→ RECORDS PROVIDED:
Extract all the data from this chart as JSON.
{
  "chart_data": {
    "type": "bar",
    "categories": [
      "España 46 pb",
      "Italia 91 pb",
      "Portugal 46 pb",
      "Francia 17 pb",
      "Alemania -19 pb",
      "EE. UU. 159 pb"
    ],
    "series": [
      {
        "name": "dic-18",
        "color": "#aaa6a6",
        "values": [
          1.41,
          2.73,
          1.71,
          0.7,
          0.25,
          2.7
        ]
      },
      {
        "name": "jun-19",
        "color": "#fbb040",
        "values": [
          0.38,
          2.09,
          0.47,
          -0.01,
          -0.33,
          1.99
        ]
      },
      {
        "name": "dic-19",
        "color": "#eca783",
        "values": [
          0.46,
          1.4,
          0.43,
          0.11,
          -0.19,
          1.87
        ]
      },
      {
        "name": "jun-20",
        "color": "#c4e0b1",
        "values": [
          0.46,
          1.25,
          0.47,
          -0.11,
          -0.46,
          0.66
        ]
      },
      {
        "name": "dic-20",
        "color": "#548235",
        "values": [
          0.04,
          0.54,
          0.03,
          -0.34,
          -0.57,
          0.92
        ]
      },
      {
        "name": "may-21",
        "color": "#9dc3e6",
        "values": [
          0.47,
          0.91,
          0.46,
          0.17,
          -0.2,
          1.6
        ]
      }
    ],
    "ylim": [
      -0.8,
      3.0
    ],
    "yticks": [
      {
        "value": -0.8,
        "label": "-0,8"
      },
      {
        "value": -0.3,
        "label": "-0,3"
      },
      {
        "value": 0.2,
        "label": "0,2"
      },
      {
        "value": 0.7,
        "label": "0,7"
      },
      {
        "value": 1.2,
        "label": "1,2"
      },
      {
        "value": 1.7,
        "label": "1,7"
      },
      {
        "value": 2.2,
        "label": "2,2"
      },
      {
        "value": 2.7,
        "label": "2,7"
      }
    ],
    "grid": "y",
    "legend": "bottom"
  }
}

→ WHAT YOU ARE ASKED TO DO:
Report the number of lines in the entries above that include the word "label" and add nothing to it.

→ COMPLETE ANSWER:
8